How many lines of the entries below include the word "JSON"? Answer with the number alone.
··· Data records
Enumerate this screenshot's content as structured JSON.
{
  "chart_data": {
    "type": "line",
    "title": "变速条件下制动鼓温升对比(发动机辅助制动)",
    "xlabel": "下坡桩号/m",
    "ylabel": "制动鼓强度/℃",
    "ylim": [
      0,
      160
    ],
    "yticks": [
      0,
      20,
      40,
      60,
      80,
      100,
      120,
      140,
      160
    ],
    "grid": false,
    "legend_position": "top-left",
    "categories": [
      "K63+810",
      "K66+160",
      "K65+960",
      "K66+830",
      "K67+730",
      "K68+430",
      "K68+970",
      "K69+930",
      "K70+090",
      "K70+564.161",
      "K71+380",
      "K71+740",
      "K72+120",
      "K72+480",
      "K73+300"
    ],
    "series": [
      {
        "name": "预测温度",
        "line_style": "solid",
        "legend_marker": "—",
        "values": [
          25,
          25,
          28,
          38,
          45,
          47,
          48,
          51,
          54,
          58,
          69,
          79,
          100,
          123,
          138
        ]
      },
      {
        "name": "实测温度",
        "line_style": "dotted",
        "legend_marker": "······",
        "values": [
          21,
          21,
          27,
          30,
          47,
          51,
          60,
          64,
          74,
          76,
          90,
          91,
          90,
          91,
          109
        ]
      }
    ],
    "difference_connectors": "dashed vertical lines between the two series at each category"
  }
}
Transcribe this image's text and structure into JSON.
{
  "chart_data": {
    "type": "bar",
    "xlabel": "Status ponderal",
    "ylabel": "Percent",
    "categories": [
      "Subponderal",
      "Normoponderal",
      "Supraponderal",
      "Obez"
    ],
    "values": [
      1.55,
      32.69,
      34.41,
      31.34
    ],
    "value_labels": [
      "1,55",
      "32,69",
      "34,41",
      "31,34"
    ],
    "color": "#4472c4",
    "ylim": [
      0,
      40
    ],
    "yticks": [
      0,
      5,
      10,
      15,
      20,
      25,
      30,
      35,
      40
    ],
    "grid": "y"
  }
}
······
**Solution to the exercise:** 2